**Supplied entries**.

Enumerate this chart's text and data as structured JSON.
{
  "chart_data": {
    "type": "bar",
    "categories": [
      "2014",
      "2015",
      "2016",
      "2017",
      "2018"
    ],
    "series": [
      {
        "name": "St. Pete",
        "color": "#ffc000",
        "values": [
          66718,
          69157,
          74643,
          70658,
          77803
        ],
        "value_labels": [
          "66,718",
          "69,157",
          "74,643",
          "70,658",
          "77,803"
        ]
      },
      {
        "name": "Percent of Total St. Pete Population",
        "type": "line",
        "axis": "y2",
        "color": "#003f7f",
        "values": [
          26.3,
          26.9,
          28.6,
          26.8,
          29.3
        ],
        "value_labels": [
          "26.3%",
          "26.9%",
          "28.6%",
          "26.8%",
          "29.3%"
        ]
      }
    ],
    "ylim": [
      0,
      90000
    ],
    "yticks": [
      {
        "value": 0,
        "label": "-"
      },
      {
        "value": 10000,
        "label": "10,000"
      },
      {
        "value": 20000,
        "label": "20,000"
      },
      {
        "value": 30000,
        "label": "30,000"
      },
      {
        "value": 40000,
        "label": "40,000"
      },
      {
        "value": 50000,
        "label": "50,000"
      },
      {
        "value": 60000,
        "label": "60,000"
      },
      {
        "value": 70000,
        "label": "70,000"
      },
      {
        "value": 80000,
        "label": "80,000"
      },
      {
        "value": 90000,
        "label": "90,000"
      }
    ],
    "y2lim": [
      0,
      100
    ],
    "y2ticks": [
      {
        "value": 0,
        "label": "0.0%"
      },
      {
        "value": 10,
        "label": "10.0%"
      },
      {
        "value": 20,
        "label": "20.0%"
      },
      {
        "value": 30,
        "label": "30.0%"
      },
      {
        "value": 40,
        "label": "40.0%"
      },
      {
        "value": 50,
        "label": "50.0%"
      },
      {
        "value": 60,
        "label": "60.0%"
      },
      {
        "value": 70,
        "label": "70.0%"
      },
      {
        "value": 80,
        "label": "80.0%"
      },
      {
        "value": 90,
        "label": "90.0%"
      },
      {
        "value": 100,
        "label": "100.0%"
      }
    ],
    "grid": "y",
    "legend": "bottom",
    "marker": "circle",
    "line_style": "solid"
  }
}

**Aim**.
Go through the material above and copy each line that has the word "Pete".

**Final result**.
        "name": "St. Pete",
        "name": "Percent of Total St. Pete Population",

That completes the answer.